__PROBLEM STATEMENT__: Your task is to output the listing word for word, with pictures excluded.

__DATA TO USE__:
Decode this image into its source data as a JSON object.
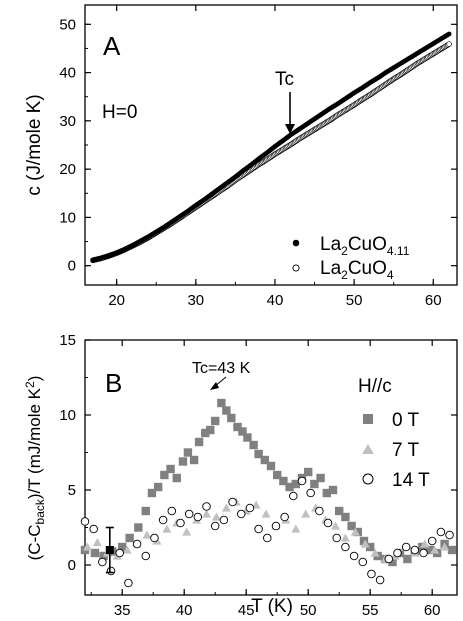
{
  "chart_data": [
    {
      "type": "scatter",
      "panel_label": "A",
      "field_label": "H=0",
      "ylabel": "c (J/mole K)",
      "xlim": [
        16,
        63
      ],
      "ylim": [
        -4,
        54
      ],
      "x_ticks": [
        20,
        30,
        40,
        50,
        60
      ],
      "y_ticks": [
        0,
        10,
        20,
        30,
        40,
        50
      ],
      "annotation": {
        "text": "Tc",
        "x": 42,
        "y": 26
      },
      "series": [
        {
          "name": "La2CuO4.11",
          "name_parts": {
            "a": "La",
            "b": "2",
            "c": "CuO",
            "d": "4.11"
          },
          "marker": "filled-circle",
          "x": [
            17,
            18,
            19,
            20,
            21,
            22,
            23,
            24,
            25,
            26,
            27,
            28,
            29,
            30,
            31,
            32,
            33,
            34,
            35,
            36,
            37,
            38,
            39,
            40,
            41,
            42,
            43,
            44,
            45,
            46,
            47,
            48,
            49,
            50,
            51,
            52,
            53,
            54,
            55,
            56,
            57,
            58,
            59,
            60,
            61,
            62
          ],
          "y": [
            1.2,
            1.6,
            2.1,
            2.7,
            3.4,
            4.2,
            5.1,
            6.0,
            7.0,
            8.0,
            9.1,
            10.2,
            11.3,
            12.5,
            13.6,
            14.8,
            16.0,
            17.2,
            18.4,
            19.7,
            20.9,
            22.2,
            23.4,
            24.7,
            25.9,
            27.1,
            28.2,
            29.3,
            30.4,
            31.5,
            32.6,
            33.6,
            34.7,
            35.8,
            36.8,
            37.9,
            38.9,
            40.0,
            41.0,
            42.0,
            43.0,
            44.0,
            45.0,
            46.0,
            47.0,
            48.0
          ]
        },
        {
          "name": "La2CuO4",
          "name_parts": {
            "a": "La",
            "b": "2",
            "c": "CuO",
            "d": "4"
          },
          "marker": "open-circle",
          "x": [
            17,
            18,
            19,
            20,
            21,
            22,
            23,
            24,
            25,
            26,
            27,
            28,
            29,
            30,
            31,
            32,
            33,
            34,
            35,
            36,
            37,
            38,
            39,
            40,
            41,
            42,
            43,
            44,
            45,
            46,
            47,
            48,
            49,
            50,
            51,
            52,
            53,
            54,
            55,
            56,
            57,
            58,
            59,
            60,
            61,
            62
          ],
          "y": [
            1.1,
            1.5,
            2.0,
            2.6,
            3.3,
            4.1,
            4.9,
            5.8,
            6.8,
            7.8,
            8.8,
            9.9,
            11.0,
            12.1,
            13.2,
            14.3,
            15.4,
            16.5,
            17.7,
            18.8,
            19.9,
            21.0,
            22.0,
            23.1,
            24.1,
            25.1,
            26.2,
            27.2,
            28.2,
            29.2,
            30.2,
            31.3,
            32.3,
            33.3,
            34.4,
            35.4,
            36.5,
            37.6,
            38.7,
            39.7,
            40.8,
            41.9,
            42.9,
            43.9,
            44.9,
            45.9
          ]
        }
      ]
    },
    {
      "type": "scatter",
      "panel_label": "B",
      "field_label": "H//c",
      "ylabel_parts": {
        "a": "(C-C",
        "b": "back",
        "c": ")/T (mJ/mole K",
        "d": "2",
        "e": ")"
      },
      "xlabel": "T (K)",
      "xlim": [
        32,
        62
      ],
      "ylim": [
        -2,
        15
      ],
      "x_ticks": [
        35,
        40,
        45,
        50,
        55,
        60
      ],
      "y_ticks": [
        0,
        5,
        10,
        15
      ],
      "annotation": {
        "text": "Tc=43 K",
        "x": 43.5,
        "y": 11.2
      },
      "error_bar": {
        "x": 34,
        "y": 1.0,
        "yerr": 1.5
      },
      "series": [
        {
          "name": "0 T",
          "marker": "filled-square",
          "x": [
            32.0,
            32.8,
            33.5,
            34.2,
            35.0,
            35.6,
            36.3,
            36.9,
            37.4,
            37.9,
            38.4,
            38.9,
            39.4,
            39.9,
            40.3,
            40.8,
            41.2,
            41.7,
            42.1,
            42.5,
            43.0,
            43.4,
            43.8,
            44.3,
            44.7,
            45.1,
            45.6,
            46.0,
            46.5,
            47.0,
            47.5,
            48.0,
            48.5,
            49.0,
            49.5,
            50.0,
            50.5,
            51.0,
            51.5,
            52.0,
            52.5,
            53.0,
            53.5,
            54.0,
            54.5,
            55.0,
            55.6,
            56.2,
            56.8,
            57.4,
            58.0,
            58.6,
            59.2,
            59.8,
            60.4,
            61.0,
            61.6
          ],
          "y": [
            1.0,
            0.8,
            0.6,
            0.9,
            1.2,
            1.8,
            2.5,
            3.6,
            4.8,
            5.2,
            6.0,
            6.4,
            5.8,
            6.9,
            7.5,
            7.0,
            8.2,
            8.8,
            9.0,
            9.6,
            10.8,
            10.3,
            9.8,
            9.2,
            8.9,
            8.5,
            8.0,
            7.4,
            7.0,
            6.6,
            6.0,
            5.6,
            5.2,
            5.4,
            5.8,
            6.2,
            5.4,
            5.8,
            4.8,
            5.0,
            3.6,
            3.2,
            2.6,
            2.2,
            1.6,
            1.2,
            0.6,
            0.4,
            0.2,
            0.8,
            0.4,
            0.9,
            1.2,
            1.0,
            0.8,
            1.4,
            1.0
          ]
        },
        {
          "name": "7 T",
          "marker": "filled-triangle",
          "x": [
            32.2,
            33.0,
            33.8,
            34.6,
            35.4,
            36.2,
            37.0,
            37.8,
            38.6,
            39.4,
            40.2,
            41.0,
            41.8,
            42.6,
            43.4,
            44.2,
            45.0,
            45.8,
            46.6,
            47.4,
            48.2,
            49.0,
            49.8,
            50.6,
            51.4,
            52.2,
            53.0,
            53.8,
            54.6,
            55.4,
            56.2,
            57.0,
            57.8,
            58.6,
            59.4,
            60.2,
            61.0
          ],
          "y": [
            1.2,
            1.5,
            0.8,
            0.6,
            1.0,
            1.4,
            2.0,
            1.6,
            2.4,
            2.8,
            2.2,
            3.0,
            3.4,
            3.2,
            3.8,
            4.2,
            3.6,
            4.0,
            3.4,
            2.6,
            3.0,
            2.4,
            3.4,
            3.8,
            3.0,
            2.6,
            1.8,
            2.2,
            1.4,
            0.8,
            0.4,
            0.6,
            1.2,
            0.8,
            1.4,
            1.0,
            1.2
          ]
        },
        {
          "name": "14 T",
          "marker": "open-circle",
          "x": [
            32.0,
            32.7,
            33.4,
            34.1,
            34.8,
            35.5,
            36.2,
            36.9,
            37.6,
            38.3,
            39.0,
            39.7,
            40.4,
            41.1,
            41.8,
            42.5,
            43.2,
            43.9,
            44.6,
            45.3,
            46.0,
            46.7,
            47.4,
            48.1,
            48.8,
            49.5,
            50.2,
            50.9,
            51.6,
            52.3,
            53.0,
            53.7,
            54.4,
            55.1,
            55.8,
            56.5,
            57.2,
            57.9,
            58.6,
            59.3,
            60.0,
            60.7,
            61.4
          ],
          "y": [
            2.9,
            2.4,
            0.2,
            -0.4,
            0.8,
            -1.2,
            1.4,
            0.6,
            1.8,
            3.0,
            3.6,
            2.8,
            3.4,
            3.2,
            3.9,
            2.6,
            3.0,
            4.2,
            3.4,
            3.8,
            2.4,
            1.8,
            2.6,
            3.2,
            4.6,
            5.6,
            4.8,
            3.6,
            2.8,
            1.8,
            1.2,
            0.6,
            0.2,
            -0.6,
            -1.0,
            0.4,
            0.8,
            1.2,
            1.0,
            0.8,
            1.6,
            2.2,
            2.0
          ]
        }
      ]
    }
  ]
}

__WRITTEN ANSWER__:
Decode this image into its source data as a JSON object.
{
  "chart_data": [
    {
      "type": "scatter",
      "panel_label": "A",
      "field_label": "H=0",
      "ylabel": "c (J/mole K)",
      "xlim": [
        16,
        63
      ],
      "ylim": [
        -4,
        54
      ],
      "x_ticks": [
        20,
        30,
        40,
        50,
        60
      ],
      "y_ticks": [
        0,
        10,
        20,
        30,
        40,
        50
      ],
      "annotation": {
        "text": "Tc",
        "x": 42,
        "y": 26
      },
      "series": [
        {
          "name": "La2CuO4.11",
          "name_parts": {
            "a": "La",
            "b": "2",
            "c": "CuO",
            "d": "4.11"
          },
          "marker": "filled-circle",
          "x": [
            17,
            18,
            19,
            20,
            21,
            22,
            23,
            24,
            25,
            26,
            27,
            28,
            29,
            30,
            31,
            32,
            33,
            34,
            35,
            36,
            37,
            38,
            39,
            40,
            41,
            42,
            43,
            44,
            45,
            46,
            47,
            48,
            49,
            50,
            51,
            52,
            53,
            54,
            55,
            56,
            57,
            58,
            59,
            60,
            61,
            62
          ],
          "y": [
            1.2,
            1.6,
            2.1,
            2.7,
            3.4,
            4.2,
            5.1,
            6.0,
            7.0,
            8.0,
            9.1,
            10.2,
            11.3,
            12.5,
            13.6,
            14.8,
            16.0,
            17.2,
            18.4,
            19.7,
            20.9,
            22.2,
            23.4,
            24.7,
            25.9,
            27.1,
            28.2,
            29.3,
            30.4,
            31.5,
            32.6,
            33.6,
            34.7,
            35.8,
            36.8,
            37.9,
            38.9,
            40.0,
            41.0,
            42.0,
            43.0,
            44.0,
            45.0,
            46.0,
            47.0,
            48.0
          ]
        },
        {
          "name": "La2CuO4",
          "name_parts": {
            "a": "La",
            "b": "2",
            "c": "CuO",
            "d": "4"
          },
          "marker": "open-circle",
          "x": [
            17,
            18,
            19,
            20,
            21,
            22,
            23,
            24,
            25,
            26,
            27,
            28,
            29,
            30,
            31,
            32,
            33,
            34,
            35,
            36,
            37,
            38,
            39,
            40,
            41,
            42,
            43,
            44,
            45,
            46,
            47,
            48,
            49,
            50,
            51,
            52,
            53,
            54,
            55,
            56,
            57,
            58,
            59,
            60,
            61,
            62
          ],
          "y": [
            1.1,
            1.5,
            2.0,
            2.6,
            3.3,
            4.1,
            4.9,
            5.8,
            6.8,
            7.8,
            8.8,
            9.9,
            11.0,
            12.1,
            13.2,
            14.3,
            15.4,
            16.5,
            17.7,
            18.8,
            19.9,
            21.0,
            22.0,
            23.1,
            24.1,
            25.1,
            26.2,
            27.2,
            28.2,
            29.2,
            30.2,
            31.3,
            32.3,
            33.3,
            34.4,
            35.4,
            36.5,
            37.6,
            38.7,
            39.7,
            40.8,
            41.9,
            42.9,
            43.9,
            44.9,
            45.9
          ]
        }
      ]
    },
    {
      "type": "scatter",
      "panel_label": "B",
      "field_label": "H//c",
      "ylabel_parts": {
        "a": "(C-C",
        "b": "back",
        "c": ")/T (mJ/mole K",
        "d": "2",
        "e": ")"
      },
      "xlabel": "T (K)",
      "xlim": [
        32,
        62
      ],
      "ylim": [
        -2,
        15
      ],
      "x_ticks": [
        35,
        40,
        45,
        50,
        55,
        60
      ],
      "y_ticks": [
        0,
        5,
        10,
        15
      ],
      "annotation": {
        "text": "Tc=43 K",
        "x": 43.5,
        "y": 11.2
      },
      "error_bar": {
        "x": 34,
        "y": 1.0,
        "yerr": 1.5
      },
      "series": [
        {
          "name": "0 T",
          "marker": "filled-square",
          "x": [
            32.0,
            32.8,
            33.5,
            34.2,
            35.0,
            35.6,
            36.3,
            36.9,
            37.4,
            37.9,
            38.4,
            38.9,
            39.4,
            39.9,
            40.3,
            40.8,
            41.2,
            41.7,
            42.1,
            42.5,
            43.0,
            43.4,
            43.8,
            44.3,
            44.7,
            45.1,
            45.6,
            46.0,
            46.5,
            47.0,
            47.5,
            48.0,
            48.5,
            49.0,
            49.5,
            50.0,
            50.5,
            51.0,
            51.5,
            52.0,
            52.5,
            53.0,
            53.5,
            54.0,
            54.5,
            55.0,
            55.6,
            56.2,
            56.8,
            57.4,
            58.0,
            58.6,
            59.2,
            59.8,
            60.4,
            61.0,
            61.6
          ],
          "y": [
            1.0,
            0.8,
            0.6,
            0.9,
            1.2,
            1.8,
            2.5,
            3.6,
            4.8,
            5.2,
            6.0,
            6.4,
            5.8,
            6.9,
            7.5,
            7.0,
            8.2,
            8.8,
            9.0,
            9.6,
            10.8,
            10.3,
            9.8,
            9.2,
            8.9,
            8.5,
            8.0,
            7.4,
            7.0,
            6.6,
            6.0,
            5.6,
            5.2,
            5.4,
            5.8,
            6.2,
            5.4,
            5.8,
            4.8,
            5.0,
            3.6,
            3.2,
            2.6,
            2.2,
            1.6,
            1.2,
            0.6,
            0.4,
            0.2,
            0.8,
            0.4,
            0.9,
            1.2,
            1.0,
            0.8,
            1.4,
            1.0
          ]
        },
        {
          "name": "7 T",
          "marker": "filled-triangle",
          "x": [
            32.2,
            33.0,
            33.8,
            34.6,
            35.4,
            36.2,
            37.0,
            37.8,
            38.6,
            39.4,
            40.2,
            41.0,
            41.8,
            42.6,
            43.4,
            44.2,
            45.0,
            45.8,
            46.6,
            47.4,
            48.2,
            49.0,
            49.8,
            50.6,
            51.4,
            52.2,
            53.0,
            53.8,
            54.6,
            55.4,
            56.2,
            57.0,
            57.8,
            58.6,
            59.4,
            60.2,
            61.0
          ],
          "y": [
            1.2,
            1.5,
            0.8,
            0.6,
            1.0,
            1.4,
            2.0,
            1.6,
            2.4,
            2.8,
            2.2,
            3.0,
            3.4,
            3.2,
            3.8,
            4.2,
            3.6,
            4.0,
            3.4,
            2.6,
            3.0,
            2.4,
            3.4,
            3.8,
            3.0,
            2.6,
            1.8,
            2.2,
            1.4,
            0.8,
            0.4,
            0.6,
            1.2,
            0.8,
            1.4,
            1.0,
            1.2
          ]
        },
        {
          "name": "14 T",
          "marker": "open-circle",
          "x": [
            32.0,
            32.7,
            33.4,
            34.1,
            34.8,
            35.5,
            36.2,
            36.9,
            37.6,
            38.3,
            39.0,
            39.7,
            40.4,
            41.1,
            41.8,
            42.5,
            43.2,
            43.9,
            44.6,
            45.3,
            46.0,
            46.7,
            47.4,
            48.1,
            48.8,
            49.5,
            50.2,
            50.9,
            51.6,
            52.3,
            53.0,
            53.7,
            54.4,
            55.1,
            55.8,
            56.5,
            57.2,
            57.9,
            58.6,
            59.3,
            60.0,
            60.7,
            61.4
          ],
          "y": [
            2.9,
            2.4,
            0.2,
            -0.4,
            0.8,
            -1.2,
            1.4,
            0.6,
            1.8,
            3.0,
            3.6,
            2.8,
            3.4,
            3.2,
            3.9,
            2.6,
            3.0,
            4.2,
            3.4,
            3.8,
            2.4,
            1.8,
            2.6,
            3.2,
            4.6,
            5.6,
            4.8,
            3.6,
            2.8,
            1.8,
            1.2,
            0.6,
            0.2,
            -0.6,
            -1.0,
            0.4,
            0.8,
            1.2,
            1.0,
            0.8,
            1.6,
            2.2,
            2.0
          ]
        }
      ]
    }
  ]
}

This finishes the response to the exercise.